Each line that holds the word "target" is to be identified and copied.
--- BEGIN ---
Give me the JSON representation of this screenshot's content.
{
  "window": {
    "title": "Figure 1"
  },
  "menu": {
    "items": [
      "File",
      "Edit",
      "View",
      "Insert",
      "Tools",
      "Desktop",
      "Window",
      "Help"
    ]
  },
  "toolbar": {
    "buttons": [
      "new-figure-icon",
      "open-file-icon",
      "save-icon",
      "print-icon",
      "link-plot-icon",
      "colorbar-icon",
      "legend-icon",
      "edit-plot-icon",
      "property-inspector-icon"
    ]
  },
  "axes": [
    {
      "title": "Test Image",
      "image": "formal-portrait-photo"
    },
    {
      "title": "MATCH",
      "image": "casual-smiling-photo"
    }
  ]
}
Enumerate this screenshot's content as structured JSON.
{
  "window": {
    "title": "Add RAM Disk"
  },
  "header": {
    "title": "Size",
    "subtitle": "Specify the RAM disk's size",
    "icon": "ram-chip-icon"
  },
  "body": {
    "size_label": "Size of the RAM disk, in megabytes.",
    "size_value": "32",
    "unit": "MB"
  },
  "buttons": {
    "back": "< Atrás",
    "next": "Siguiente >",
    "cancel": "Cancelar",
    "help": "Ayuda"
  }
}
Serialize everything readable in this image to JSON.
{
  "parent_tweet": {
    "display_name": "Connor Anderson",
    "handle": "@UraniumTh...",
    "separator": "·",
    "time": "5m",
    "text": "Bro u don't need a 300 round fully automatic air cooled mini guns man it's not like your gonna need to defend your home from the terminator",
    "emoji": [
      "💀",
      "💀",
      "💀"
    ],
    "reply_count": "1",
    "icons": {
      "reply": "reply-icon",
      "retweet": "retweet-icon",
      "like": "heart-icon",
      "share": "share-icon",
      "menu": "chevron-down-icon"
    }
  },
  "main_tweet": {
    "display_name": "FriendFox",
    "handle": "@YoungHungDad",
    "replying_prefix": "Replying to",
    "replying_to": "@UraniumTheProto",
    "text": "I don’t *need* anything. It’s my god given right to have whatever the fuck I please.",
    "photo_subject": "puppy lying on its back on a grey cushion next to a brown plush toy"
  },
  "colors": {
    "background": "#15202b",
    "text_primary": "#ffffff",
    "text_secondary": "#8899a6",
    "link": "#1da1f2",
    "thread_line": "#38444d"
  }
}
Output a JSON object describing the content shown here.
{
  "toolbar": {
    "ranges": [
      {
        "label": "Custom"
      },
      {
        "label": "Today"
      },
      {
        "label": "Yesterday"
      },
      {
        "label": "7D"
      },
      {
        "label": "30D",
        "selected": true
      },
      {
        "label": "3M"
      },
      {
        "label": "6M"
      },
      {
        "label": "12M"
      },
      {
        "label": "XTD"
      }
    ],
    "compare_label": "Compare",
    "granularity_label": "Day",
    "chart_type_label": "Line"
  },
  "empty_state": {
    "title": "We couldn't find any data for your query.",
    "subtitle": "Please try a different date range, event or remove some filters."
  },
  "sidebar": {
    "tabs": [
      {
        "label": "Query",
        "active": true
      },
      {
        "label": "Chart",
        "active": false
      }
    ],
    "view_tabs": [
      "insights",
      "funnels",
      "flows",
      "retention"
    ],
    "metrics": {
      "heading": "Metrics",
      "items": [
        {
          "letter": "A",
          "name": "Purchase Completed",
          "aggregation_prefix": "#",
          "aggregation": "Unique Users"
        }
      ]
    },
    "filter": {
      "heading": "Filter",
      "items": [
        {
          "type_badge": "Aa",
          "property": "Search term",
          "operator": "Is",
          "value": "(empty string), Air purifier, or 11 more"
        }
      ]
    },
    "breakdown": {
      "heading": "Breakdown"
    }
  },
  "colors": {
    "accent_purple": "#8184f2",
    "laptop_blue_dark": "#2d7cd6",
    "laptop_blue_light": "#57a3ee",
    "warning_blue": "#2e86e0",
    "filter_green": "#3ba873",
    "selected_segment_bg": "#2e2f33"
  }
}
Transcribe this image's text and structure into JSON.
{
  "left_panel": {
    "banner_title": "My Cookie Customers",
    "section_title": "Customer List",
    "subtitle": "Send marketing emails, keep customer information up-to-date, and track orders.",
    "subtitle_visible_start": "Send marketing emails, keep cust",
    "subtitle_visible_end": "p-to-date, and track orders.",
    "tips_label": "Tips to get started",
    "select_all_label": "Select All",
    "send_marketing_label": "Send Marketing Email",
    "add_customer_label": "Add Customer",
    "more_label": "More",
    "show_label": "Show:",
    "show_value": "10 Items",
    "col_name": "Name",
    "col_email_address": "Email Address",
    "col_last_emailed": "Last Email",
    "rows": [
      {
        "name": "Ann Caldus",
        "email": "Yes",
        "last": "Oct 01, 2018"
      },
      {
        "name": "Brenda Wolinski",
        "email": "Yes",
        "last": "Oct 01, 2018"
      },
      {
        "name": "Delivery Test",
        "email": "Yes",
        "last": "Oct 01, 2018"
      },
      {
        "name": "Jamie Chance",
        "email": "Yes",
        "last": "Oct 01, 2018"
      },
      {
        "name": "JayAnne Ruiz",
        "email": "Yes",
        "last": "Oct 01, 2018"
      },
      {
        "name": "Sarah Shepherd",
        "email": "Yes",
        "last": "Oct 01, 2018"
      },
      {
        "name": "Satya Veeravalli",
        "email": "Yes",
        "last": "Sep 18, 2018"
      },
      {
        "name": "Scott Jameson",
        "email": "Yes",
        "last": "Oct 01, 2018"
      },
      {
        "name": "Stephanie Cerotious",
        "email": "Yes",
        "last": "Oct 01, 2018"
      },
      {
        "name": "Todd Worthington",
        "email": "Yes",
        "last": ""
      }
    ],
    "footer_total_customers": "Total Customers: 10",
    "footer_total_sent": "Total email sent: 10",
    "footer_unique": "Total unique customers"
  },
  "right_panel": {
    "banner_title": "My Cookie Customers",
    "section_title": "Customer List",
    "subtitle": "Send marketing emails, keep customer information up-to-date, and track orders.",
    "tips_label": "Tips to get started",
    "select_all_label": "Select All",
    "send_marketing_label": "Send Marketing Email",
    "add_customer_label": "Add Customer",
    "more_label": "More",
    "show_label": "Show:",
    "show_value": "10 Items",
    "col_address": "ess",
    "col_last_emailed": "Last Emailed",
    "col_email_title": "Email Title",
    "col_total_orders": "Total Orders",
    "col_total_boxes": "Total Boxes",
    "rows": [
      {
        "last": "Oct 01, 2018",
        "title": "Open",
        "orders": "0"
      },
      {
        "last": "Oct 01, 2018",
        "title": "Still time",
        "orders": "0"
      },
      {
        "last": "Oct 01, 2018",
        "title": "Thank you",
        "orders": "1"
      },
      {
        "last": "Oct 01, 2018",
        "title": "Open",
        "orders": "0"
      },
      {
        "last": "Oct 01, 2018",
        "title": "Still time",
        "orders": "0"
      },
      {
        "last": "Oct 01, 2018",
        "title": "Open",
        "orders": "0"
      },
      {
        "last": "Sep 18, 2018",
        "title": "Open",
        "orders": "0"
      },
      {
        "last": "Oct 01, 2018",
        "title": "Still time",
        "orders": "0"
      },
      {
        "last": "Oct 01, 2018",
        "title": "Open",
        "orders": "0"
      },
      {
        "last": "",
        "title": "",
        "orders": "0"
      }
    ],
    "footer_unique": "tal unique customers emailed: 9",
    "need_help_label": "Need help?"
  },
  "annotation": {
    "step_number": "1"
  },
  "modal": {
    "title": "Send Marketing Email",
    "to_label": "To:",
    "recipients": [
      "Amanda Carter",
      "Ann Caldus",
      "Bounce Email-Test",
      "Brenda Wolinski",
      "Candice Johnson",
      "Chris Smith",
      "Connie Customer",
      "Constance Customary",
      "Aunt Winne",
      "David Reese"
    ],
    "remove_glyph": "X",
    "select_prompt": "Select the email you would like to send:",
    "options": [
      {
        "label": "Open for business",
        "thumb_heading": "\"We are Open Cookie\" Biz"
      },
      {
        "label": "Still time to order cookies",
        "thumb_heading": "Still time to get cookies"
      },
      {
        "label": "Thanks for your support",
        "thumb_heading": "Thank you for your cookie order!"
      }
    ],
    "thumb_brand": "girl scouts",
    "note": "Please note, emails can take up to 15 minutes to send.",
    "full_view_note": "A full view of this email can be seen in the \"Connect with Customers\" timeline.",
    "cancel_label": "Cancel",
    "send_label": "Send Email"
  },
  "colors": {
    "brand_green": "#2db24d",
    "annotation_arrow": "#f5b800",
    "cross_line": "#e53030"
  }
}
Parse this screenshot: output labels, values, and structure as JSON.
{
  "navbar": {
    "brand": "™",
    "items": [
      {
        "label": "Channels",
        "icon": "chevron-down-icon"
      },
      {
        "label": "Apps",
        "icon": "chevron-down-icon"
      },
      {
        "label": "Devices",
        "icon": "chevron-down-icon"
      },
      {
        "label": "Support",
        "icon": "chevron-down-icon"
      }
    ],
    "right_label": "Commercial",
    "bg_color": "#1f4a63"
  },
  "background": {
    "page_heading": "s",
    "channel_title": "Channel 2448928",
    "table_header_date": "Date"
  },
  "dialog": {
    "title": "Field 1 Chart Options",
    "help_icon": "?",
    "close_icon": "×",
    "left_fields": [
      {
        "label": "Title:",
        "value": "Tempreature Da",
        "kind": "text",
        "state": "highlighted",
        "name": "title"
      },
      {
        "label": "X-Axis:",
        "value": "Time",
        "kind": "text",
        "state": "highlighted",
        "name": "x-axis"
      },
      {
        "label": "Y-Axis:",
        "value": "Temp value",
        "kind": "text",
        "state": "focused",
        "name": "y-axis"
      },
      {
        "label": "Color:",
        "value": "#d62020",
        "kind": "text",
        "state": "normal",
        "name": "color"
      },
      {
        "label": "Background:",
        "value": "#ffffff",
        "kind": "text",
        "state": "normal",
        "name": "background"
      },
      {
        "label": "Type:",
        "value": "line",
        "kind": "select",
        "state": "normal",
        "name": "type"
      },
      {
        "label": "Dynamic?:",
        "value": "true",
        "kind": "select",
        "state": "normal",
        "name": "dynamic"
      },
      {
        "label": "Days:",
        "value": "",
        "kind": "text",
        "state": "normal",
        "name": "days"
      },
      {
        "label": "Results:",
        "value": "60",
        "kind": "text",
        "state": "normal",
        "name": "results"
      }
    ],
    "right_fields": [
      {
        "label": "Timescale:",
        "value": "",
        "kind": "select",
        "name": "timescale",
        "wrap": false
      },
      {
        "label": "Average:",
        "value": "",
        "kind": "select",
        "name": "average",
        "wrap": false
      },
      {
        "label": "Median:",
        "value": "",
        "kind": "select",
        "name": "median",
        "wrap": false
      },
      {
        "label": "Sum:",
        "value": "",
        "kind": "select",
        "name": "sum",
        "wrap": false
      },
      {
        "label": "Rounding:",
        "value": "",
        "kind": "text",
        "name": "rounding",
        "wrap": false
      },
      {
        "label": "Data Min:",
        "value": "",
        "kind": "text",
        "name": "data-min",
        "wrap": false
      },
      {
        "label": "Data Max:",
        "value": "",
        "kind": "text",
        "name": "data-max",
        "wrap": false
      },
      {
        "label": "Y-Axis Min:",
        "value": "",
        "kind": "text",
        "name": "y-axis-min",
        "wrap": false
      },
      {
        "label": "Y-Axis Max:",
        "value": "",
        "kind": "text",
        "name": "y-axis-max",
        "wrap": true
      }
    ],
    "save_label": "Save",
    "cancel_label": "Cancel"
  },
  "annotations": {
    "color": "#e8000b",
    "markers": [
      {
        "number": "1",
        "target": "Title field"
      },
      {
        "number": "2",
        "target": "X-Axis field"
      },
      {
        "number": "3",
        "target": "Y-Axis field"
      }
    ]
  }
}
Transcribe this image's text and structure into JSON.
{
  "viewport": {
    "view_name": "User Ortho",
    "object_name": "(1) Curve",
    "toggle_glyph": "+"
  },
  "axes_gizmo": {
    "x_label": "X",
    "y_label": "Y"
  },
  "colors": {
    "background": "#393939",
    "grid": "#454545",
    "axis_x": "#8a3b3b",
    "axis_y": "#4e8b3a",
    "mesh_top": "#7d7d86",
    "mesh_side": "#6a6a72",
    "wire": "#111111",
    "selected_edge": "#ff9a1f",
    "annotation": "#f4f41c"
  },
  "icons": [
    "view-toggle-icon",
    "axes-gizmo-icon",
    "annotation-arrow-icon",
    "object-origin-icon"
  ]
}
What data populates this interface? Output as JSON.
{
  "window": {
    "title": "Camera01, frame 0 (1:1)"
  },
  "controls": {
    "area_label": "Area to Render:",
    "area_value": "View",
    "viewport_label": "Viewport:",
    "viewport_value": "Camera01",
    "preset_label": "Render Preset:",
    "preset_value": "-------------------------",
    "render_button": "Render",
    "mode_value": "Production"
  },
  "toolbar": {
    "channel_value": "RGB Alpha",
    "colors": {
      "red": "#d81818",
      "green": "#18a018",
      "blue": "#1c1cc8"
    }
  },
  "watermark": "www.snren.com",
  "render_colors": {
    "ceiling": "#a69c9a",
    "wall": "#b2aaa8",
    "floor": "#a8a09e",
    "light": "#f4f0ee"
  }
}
--- END ---
#### [WRITTEN ANSWER]
        "target": "Title field"
        "target": "X-Axis field"
        "target": "Y-Axis field"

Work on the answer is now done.